— Your objective —
Without the pictures, can you quote each line below exactly?

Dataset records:
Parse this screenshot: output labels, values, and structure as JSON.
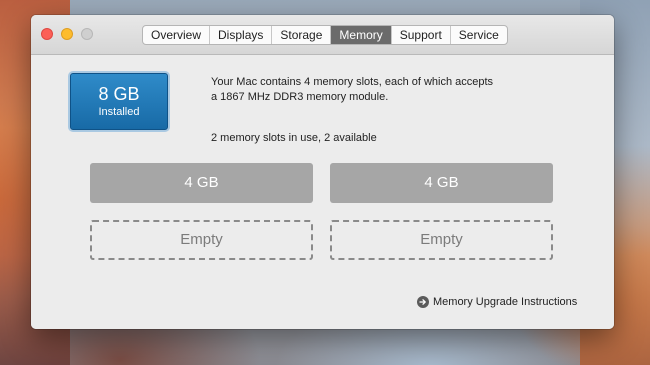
{
  "tabs": [
    {
      "label": "Overview"
    },
    {
      "label": "Displays"
    },
    {
      "label": "Storage"
    },
    {
      "label": "Memory"
    },
    {
      "label": "Support"
    },
    {
      "label": "Service"
    }
  ],
  "active_tab": "Memory",
  "installed": {
    "size": "8 GB",
    "label": "Installed"
  },
  "info": {
    "line1": "Your Mac contains 4 memory slots, each of which accepts",
    "line2": "a 1867 MHz DDR3 memory module.",
    "slots_summary": "2 memory slots in use, 2 available"
  },
  "slots": [
    {
      "label": "4 GB",
      "state": "filled"
    },
    {
      "label": "4 GB",
      "state": "filled"
    },
    {
      "label": "Empty",
      "state": "empty"
    },
    {
      "label": "Empty",
      "state": "empty"
    }
  ],
  "upgrade_link": {
    "label": "Memory Upgrade Instructions",
    "icon": "arrow-right-circle-icon"
  },
  "colors": {
    "accent": "#1f72b2",
    "active_tab": "#6b6b6b",
    "slot_filled": "#a6a6a6"
  }
}
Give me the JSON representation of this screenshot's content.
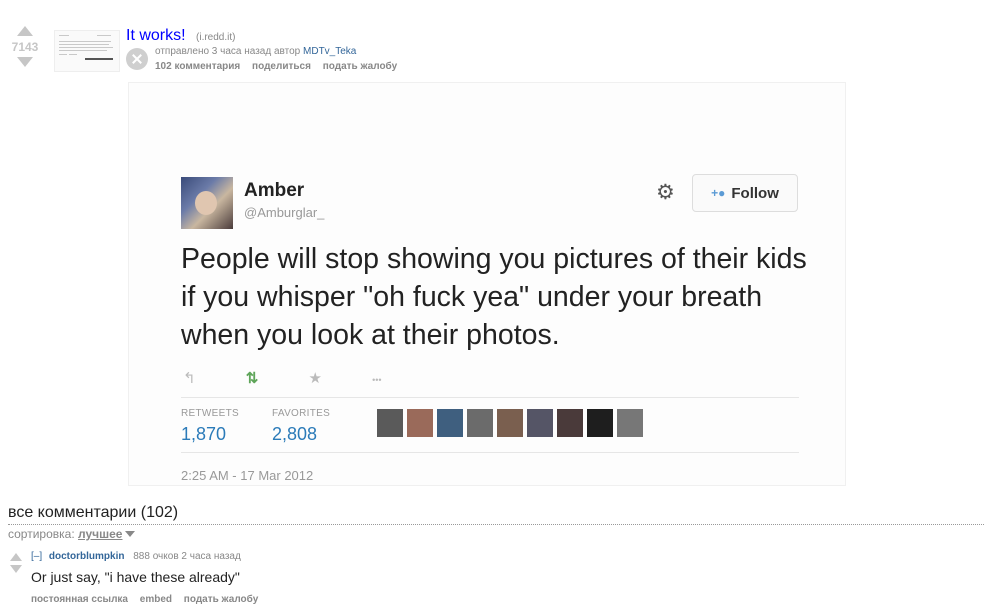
{
  "post": {
    "score": "7143",
    "title": "It works!",
    "domain": "(i.redd.it)",
    "submitted_prefix": "отправлено 3 часа назад автор",
    "author": "MDTv_Teka",
    "buttons": {
      "comments": "102 комментария",
      "share": "поделиться",
      "report": "подать жалобу"
    }
  },
  "tweet": {
    "name": "Amber",
    "handle": "@Amburglar_",
    "follow_label": "Follow",
    "text": "People will stop showing you pictures of their kids if you whisper \"oh fuck yea\" under your breath when you look at their photos.",
    "actions": {
      "reply": "↰",
      "retweet": "⇅",
      "favorite": "★",
      "more": "•••"
    },
    "retweets_label": "RETWEETS",
    "retweets": "1,870",
    "favorites_label": "FAVORITES",
    "favorites": "2,808",
    "timestamp": "2:25 AM - 17 Mar 2012"
  },
  "comments": {
    "header": "все комментарии (102)",
    "sort_label": "сортировка:",
    "sort_value": "лучшее",
    "items": [
      {
        "toggle": "[–]",
        "author": "doctorblumpkin",
        "meta": "888 очков 2 часа назад",
        "body": "Or just say, \"i have these already\"",
        "buttons": {
          "permalink": "постоянная ссылка",
          "embed": "embed",
          "report": "подать жалобу"
        }
      }
    ]
  },
  "colors": {
    "title_link": "#0000ff",
    "author_link": "#336699",
    "tweet_link": "#2b7bb9",
    "meta_gray": "#888888"
  }
}
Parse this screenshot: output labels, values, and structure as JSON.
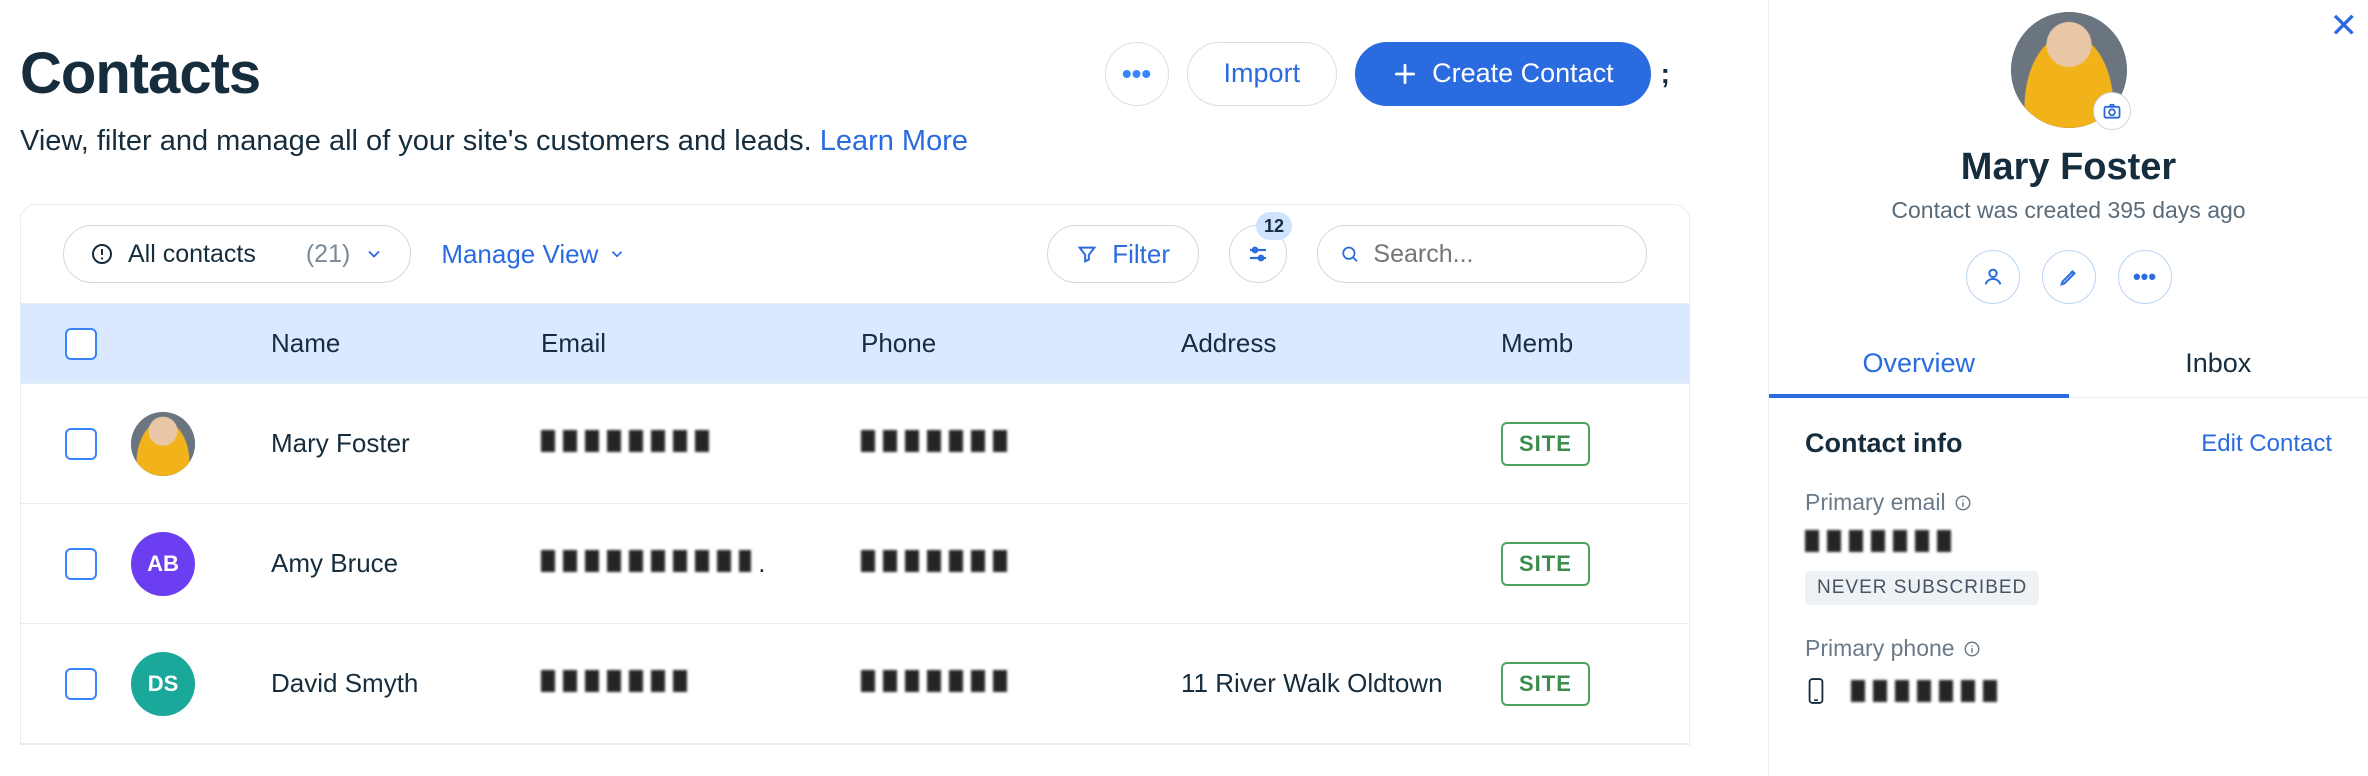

— Answer for this exercise —
Parse this screenshot: output labels, values, and structure as JSON.
{
  "tabs": [
    {
      "label": "Overview"
    },
    {
      "label": "Displays"
    },
    {
      "label": "Storage"
    },
    {
      "label": "Memory"
    },
    {
      "label": "Support"
    },
    {
      "label": "Service"
    }
  ],
  "active_tab": "Memory",
  "installed": {
    "size": "8 GB",
    "label": "Installed"
  },
  "info": {
    "line1": "Your Mac contains 4 memory slots, each of which accepts",
    "line2": "a 1867 MHz DDR3 memory module.",
    "slots_summary": "2 memory slots in use, 2 available"
  },
  "slots": [
    {
      "label": "4 GB",
      "state": "filled"
    },
    {
      "label": "4 GB",
      "state": "filled"
    },
    {
      "label": "Empty",
      "state": "empty"
    },
    {
      "label": "Empty",
      "state": "empty"
    }
  ],
  "upgrade_link": {
    "label": "Memory Upgrade Instructions",
    "icon": "arrow-right-circle-icon"
  },
  "colors": {
    "accent": "#1f72b2",
    "active_tab": "#6b6b6b",
    "slot_filled": "#a6a6a6"
  }
}
Give me the JSON representation of this screenshot's content.
{
  "post": {
    "score": "7143",
    "title": "It works!",
    "domain": "(i.redd.it)",
    "submitted_prefix": "отправлено 3 часа назад автор",
    "author": "MDTv_Teka",
    "buttons": {
      "comments": "102 комментария",
      "share": "поделиться",
      "report": "подать жалобу"
    }
  },
  "tweet": {
    "name": "Amber",
    "handle": "@Amburglar_",
    "follow_label": "Follow",
    "text": "People will stop showing you pictures of their kids if you whisper \"oh fuck yea\" under your breath when you look at their photos.",
    "actions": {
      "reply": "↰",
      "retweet": "⇅",
      "favorite": "★",
      "more": "•••"
    },
    "retweets_label": "RETWEETS",
    "retweets": "1,870",
    "favorites_label": "FAVORITES",
    "favorites": "2,808",
    "timestamp": "2:25 AM - 17 Mar 2012"
  },
  "comments": {
    "header": "все комментарии (102)",
    "sort_label": "сортировка:",
    "sort_value": "лучшее",
    "items": [
      {
        "toggle": "[–]",
        "author": "doctorblumpkin",
        "meta": "888 очков 2 часа назад",
        "body": "Or just say, \"i have these already\"",
        "buttons": {
          "permalink": "постоянная ссылка",
          "embed": "embed",
          "report": "подать жалобу"
        }
      }
    ]
  },
  "colors": {
    "title_link": "#0000ff",
    "author_link": "#336699",
    "tweet_link": "#2b7bb9",
    "meta_gray": "#888888"
  }
}
Parse this screenshot: output labels, values, and structure as JSON.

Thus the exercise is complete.